# TEXT SECTION
=-=-=

Seven Tips for Night Surfing

Is your local surf spot crowd­ed dur­ing day­light? If you are stuck surf­ing a break that feels more like a heav­i­ly pop­u­lat­ed metrop­o­lis, check out the fol­low­ing tips aimed at help­ing you safe­ly shred when the sun don’t shine.

Select a Spot You Know
Get­ting a spot wired is hard enough in broad day­light. At night, it’s even more chal­leng­ing. You should nev­er pad­dle out in the dark unless you are inti­mate­ly famil­iar with how the waves break. You need to know every rock, jet­ty, and twist and turn in the reef. Sandy points and mel­low beach breaks are the safest options.

Surf Mel­low, Pre­dictable Waves
Night surf­ing will push your lim­its. Low light makes waves seem larg­er and faster and night surf ses­sions are always a bit spook­i­er and more chal­leng­ing. Stick with mel­low, pre­dictable waves and con­sid­er it a chill surf sesh.

Full Moon Surf
A full moon on a clear night pro­vides enough light to iden­ti­fy incom­ing waves and poten­tial haz­ards. Plus, surf­ing under a full moon is a unique­ly beau­ti­ful experience.

Seek Out Ambi­ent Light Sources
If you are surf­ing in a devel­oped area you can prob­a­bly find a man-made source that will pro­vide suf­fi­cient light. Piers, board­walks, con­struc­tion sites, and street­lights are some­times bright enough to illu­mi­nate a lineup.

=-=-=

# INSTRUCTIONS
A – Which spots do the night surfing tips call the safest options?
B – Translate this sentence from the night surfing tips into Spanish: "A full moon on a clear night provides enough light to identify incoming waves and potential hazards."
C – Continue the night surfing tips from the point where they stop.

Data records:

=-=-=

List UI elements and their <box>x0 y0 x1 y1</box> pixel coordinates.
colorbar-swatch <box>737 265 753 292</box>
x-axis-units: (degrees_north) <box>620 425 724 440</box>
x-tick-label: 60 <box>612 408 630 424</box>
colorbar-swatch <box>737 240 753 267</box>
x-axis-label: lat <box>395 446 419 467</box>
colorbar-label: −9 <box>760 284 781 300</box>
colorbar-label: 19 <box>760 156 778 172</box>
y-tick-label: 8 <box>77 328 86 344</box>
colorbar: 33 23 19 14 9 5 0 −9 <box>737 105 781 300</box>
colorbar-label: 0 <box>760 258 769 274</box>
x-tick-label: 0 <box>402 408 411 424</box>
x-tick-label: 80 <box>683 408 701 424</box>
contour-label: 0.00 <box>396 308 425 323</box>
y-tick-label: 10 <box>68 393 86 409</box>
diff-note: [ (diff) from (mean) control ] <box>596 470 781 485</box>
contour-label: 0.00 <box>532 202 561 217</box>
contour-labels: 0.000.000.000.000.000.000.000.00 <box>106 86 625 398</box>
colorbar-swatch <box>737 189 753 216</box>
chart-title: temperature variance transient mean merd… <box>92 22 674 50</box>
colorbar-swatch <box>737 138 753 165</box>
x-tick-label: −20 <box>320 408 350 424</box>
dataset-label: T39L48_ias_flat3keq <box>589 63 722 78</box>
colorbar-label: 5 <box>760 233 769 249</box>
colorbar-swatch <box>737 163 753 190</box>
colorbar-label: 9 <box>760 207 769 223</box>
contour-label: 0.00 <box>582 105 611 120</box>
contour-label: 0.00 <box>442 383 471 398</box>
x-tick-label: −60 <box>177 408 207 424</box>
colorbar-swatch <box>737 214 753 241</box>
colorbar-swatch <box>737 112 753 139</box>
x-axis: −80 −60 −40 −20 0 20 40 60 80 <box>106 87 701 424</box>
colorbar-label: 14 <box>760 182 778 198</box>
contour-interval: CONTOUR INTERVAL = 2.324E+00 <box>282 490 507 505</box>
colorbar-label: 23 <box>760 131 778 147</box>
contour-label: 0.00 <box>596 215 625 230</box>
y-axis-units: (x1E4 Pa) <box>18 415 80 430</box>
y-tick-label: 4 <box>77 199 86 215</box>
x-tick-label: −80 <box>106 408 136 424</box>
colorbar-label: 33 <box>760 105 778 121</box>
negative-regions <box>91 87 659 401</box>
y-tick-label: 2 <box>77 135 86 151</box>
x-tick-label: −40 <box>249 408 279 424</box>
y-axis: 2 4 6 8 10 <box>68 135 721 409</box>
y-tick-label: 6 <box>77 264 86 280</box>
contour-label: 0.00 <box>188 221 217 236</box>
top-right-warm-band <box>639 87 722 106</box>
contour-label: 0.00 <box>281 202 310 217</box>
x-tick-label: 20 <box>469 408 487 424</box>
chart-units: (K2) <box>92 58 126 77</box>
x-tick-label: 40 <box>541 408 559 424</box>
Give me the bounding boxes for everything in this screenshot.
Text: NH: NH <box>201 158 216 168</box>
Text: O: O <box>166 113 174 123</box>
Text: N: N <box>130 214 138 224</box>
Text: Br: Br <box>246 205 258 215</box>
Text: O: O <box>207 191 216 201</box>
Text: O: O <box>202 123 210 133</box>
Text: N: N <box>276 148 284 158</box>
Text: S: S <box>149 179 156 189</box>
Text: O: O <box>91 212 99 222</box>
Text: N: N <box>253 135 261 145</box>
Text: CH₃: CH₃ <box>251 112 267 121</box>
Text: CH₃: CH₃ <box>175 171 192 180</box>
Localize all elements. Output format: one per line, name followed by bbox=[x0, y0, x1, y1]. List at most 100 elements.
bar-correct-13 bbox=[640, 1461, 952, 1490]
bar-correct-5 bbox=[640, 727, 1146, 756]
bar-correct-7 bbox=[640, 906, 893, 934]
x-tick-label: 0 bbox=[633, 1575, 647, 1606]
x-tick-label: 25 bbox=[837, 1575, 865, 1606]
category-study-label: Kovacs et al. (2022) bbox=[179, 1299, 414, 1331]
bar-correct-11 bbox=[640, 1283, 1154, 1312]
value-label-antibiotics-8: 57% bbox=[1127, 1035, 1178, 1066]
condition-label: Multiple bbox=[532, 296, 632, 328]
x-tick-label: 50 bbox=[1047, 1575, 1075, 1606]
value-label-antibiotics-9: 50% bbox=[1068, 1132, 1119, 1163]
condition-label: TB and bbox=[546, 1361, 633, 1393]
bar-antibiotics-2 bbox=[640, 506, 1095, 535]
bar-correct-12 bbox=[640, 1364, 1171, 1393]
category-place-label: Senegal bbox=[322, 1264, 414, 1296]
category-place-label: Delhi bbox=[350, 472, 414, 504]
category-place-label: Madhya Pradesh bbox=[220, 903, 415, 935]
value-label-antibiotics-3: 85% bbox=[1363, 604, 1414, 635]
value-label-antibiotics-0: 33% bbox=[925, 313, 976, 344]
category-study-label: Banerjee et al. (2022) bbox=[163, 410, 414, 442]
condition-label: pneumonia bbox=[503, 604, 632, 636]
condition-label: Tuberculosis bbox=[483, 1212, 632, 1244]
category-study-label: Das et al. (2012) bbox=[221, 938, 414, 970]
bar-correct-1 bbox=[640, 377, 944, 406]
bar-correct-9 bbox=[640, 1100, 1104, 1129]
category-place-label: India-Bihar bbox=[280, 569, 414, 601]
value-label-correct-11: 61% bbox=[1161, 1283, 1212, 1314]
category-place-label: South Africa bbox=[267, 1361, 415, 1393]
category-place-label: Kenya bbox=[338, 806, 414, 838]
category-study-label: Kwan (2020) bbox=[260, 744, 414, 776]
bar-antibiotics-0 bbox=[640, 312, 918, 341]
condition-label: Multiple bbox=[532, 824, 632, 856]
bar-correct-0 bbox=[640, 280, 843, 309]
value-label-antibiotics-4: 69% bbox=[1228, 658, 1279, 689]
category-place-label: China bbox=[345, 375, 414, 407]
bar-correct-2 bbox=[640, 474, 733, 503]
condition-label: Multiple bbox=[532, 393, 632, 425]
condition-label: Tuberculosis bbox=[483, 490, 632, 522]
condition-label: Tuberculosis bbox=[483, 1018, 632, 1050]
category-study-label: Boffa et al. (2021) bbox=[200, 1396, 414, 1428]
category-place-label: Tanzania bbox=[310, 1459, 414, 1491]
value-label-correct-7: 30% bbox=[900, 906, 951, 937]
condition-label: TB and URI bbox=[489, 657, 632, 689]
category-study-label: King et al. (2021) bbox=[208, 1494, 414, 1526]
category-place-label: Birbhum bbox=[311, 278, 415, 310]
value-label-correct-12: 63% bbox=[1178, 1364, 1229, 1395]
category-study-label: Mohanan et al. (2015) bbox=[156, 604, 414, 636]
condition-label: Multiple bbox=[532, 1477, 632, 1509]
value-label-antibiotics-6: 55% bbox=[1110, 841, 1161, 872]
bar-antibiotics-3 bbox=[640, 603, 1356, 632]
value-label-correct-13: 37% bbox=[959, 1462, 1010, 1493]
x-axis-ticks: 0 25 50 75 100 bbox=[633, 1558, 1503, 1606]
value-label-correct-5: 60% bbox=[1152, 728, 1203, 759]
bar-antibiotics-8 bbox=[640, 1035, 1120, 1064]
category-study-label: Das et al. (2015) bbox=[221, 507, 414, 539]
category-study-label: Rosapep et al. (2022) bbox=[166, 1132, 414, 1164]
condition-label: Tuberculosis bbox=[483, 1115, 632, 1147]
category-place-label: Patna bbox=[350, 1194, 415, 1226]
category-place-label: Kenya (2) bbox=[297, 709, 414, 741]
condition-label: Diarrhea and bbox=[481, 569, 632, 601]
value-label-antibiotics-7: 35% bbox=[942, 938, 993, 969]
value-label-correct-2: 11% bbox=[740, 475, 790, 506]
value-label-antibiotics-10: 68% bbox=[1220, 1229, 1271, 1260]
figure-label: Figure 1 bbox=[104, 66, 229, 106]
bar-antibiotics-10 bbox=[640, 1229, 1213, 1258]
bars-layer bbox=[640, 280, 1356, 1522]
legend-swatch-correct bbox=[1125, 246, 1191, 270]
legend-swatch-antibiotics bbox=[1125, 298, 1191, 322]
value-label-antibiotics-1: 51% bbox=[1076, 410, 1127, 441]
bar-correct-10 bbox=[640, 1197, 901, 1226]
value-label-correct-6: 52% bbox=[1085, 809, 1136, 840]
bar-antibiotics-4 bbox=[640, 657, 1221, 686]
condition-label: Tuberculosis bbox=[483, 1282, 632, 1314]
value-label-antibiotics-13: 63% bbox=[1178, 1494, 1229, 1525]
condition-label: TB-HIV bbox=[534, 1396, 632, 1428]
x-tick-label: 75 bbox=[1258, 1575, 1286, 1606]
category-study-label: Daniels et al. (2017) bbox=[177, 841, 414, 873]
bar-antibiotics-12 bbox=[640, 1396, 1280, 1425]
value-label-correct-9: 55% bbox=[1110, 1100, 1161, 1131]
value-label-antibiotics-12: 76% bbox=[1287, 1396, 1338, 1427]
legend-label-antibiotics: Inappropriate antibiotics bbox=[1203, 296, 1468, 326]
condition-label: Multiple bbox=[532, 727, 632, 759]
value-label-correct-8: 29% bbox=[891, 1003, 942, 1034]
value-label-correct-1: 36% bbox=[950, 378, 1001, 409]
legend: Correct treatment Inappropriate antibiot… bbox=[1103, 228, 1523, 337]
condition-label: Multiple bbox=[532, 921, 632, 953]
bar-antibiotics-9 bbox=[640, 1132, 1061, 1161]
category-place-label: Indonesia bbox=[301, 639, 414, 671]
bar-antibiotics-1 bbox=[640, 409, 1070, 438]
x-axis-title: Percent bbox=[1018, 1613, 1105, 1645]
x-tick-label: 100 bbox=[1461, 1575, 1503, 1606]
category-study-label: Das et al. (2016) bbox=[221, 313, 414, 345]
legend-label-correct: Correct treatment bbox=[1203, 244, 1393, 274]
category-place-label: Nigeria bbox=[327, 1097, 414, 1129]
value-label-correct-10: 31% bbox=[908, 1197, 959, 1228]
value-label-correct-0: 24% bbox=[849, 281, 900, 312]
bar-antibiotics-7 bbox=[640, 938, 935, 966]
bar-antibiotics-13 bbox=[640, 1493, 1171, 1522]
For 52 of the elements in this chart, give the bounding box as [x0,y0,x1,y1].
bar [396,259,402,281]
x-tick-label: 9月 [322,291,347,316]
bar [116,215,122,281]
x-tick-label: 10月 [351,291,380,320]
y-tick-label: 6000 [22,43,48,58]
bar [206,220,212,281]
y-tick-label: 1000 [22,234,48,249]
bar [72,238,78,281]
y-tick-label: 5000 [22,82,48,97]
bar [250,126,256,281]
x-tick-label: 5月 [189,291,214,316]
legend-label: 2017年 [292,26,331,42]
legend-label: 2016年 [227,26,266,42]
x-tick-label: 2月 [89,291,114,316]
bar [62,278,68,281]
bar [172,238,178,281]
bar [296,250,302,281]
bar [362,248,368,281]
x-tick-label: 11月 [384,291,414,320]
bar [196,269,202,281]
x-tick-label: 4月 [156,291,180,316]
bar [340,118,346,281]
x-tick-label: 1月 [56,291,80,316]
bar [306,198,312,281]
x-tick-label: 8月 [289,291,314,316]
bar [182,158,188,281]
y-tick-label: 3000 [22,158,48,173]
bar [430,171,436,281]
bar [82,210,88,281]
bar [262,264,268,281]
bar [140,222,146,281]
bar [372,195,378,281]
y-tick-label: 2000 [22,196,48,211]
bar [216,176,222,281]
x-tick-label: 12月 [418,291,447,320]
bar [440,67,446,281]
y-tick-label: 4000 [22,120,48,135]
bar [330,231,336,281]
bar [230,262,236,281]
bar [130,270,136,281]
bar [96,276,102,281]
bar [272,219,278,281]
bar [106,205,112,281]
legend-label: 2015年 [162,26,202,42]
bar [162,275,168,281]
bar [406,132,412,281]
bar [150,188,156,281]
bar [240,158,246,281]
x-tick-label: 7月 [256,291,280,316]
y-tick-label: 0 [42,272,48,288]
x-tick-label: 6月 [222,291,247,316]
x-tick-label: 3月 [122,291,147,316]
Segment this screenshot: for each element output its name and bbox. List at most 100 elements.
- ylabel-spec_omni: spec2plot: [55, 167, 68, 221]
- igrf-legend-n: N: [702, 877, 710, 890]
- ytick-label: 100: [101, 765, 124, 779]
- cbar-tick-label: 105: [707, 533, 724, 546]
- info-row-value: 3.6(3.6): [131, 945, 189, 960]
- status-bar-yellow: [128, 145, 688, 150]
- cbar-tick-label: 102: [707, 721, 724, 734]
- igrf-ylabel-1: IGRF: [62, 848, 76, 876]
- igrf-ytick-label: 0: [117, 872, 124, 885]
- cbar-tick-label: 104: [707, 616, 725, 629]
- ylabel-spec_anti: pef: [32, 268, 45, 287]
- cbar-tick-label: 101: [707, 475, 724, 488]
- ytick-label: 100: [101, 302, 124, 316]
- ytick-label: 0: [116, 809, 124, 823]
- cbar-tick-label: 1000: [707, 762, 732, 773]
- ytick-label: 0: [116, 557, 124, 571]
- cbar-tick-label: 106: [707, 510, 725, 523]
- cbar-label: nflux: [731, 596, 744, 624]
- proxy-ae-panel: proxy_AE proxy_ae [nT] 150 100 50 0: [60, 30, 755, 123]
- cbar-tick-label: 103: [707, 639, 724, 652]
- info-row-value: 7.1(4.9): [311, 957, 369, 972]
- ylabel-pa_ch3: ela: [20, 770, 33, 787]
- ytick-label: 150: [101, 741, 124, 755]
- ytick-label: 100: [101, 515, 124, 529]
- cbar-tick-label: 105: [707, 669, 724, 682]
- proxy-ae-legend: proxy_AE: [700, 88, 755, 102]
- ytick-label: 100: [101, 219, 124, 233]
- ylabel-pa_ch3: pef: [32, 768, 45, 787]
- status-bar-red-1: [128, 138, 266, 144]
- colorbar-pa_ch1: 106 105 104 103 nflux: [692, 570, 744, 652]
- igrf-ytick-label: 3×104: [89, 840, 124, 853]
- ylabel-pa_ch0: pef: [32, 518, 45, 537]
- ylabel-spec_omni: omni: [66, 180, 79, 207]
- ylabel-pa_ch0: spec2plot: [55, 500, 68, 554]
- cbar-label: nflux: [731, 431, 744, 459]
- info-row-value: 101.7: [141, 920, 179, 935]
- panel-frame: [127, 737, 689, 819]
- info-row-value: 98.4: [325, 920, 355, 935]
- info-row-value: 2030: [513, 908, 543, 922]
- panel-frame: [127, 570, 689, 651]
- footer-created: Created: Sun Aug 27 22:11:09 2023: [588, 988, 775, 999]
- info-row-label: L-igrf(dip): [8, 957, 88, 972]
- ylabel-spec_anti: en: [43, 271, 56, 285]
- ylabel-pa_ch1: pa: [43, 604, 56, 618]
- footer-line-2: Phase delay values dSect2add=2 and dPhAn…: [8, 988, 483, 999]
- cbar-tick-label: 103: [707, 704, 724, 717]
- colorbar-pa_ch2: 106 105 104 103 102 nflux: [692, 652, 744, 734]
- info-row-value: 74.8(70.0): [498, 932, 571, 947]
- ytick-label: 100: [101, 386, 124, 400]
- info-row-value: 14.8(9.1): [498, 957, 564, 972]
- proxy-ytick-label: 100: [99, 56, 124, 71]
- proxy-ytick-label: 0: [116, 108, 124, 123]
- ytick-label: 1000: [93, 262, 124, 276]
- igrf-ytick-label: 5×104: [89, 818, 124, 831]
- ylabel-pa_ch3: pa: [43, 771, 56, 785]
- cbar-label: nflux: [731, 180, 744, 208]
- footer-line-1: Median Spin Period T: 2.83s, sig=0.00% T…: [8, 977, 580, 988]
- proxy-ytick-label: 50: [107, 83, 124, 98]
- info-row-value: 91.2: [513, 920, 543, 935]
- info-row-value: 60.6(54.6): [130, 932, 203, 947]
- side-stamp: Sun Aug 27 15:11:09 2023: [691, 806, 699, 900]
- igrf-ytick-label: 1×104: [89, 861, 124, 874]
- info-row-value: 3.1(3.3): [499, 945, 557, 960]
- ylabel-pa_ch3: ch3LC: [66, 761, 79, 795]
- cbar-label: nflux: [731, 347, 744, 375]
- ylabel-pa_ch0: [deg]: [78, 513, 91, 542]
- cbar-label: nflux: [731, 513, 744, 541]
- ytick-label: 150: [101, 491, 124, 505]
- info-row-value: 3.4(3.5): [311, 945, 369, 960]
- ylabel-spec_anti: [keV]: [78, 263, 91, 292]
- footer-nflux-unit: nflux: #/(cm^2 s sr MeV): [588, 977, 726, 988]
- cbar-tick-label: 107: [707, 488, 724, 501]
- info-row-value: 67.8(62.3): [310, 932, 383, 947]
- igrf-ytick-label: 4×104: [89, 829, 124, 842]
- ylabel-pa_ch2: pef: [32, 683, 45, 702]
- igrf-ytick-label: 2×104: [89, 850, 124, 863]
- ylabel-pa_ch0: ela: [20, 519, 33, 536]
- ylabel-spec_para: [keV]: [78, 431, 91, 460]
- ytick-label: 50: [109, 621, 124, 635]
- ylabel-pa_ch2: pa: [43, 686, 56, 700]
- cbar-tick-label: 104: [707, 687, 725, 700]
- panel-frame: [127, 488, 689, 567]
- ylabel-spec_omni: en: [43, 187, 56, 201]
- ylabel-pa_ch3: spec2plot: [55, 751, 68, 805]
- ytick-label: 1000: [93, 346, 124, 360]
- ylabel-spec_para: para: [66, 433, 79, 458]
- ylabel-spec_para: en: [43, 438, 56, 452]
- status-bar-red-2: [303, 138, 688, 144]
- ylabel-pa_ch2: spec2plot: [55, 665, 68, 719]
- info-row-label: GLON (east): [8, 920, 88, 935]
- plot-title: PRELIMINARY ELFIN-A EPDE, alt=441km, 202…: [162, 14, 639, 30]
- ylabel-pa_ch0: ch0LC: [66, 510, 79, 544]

=-=-=

# PER-TASK ANSWERS
A – Sandy points and mellow beach breaks.

B – Una luna llena en una noche despejada proporciona suficiente luz para identificar las olas que se acercan y los posibles peligros.

C –
Bring Your Own Light Source
If you’re for­tu­nate enough to surf beyond the scope of urban light pol­lu­tion, you can use car head­lights, con­struc­tion lights, or portable sta­di­um lights to illu­mi­nate a peak on a clear night.

Bring a Buddy
Since night surf­ing is inher­ent­ly a bit riski­er, you would be wise to employ the bud­dy sys­tem. It will be dif­fi­cult to see each oth­er, so con­sis­tent vocal com­mu­ni­ca­tion is the best way to avoid collisions.

Don’t Get Eaten
Many marine crea­tures feed at night, and low light may make it dif­fi­cult for hun­gry crit­ters to dif­fer­en­ti­ate you from their pre­ferred food. If you surf in the dark, don’t wear shiny jew­el­ry, unless you’re com­fort­able with turn­ing your­self into a giant fish­ing lure. Con­sid­er stay­ing away from waters where sharks like to hang.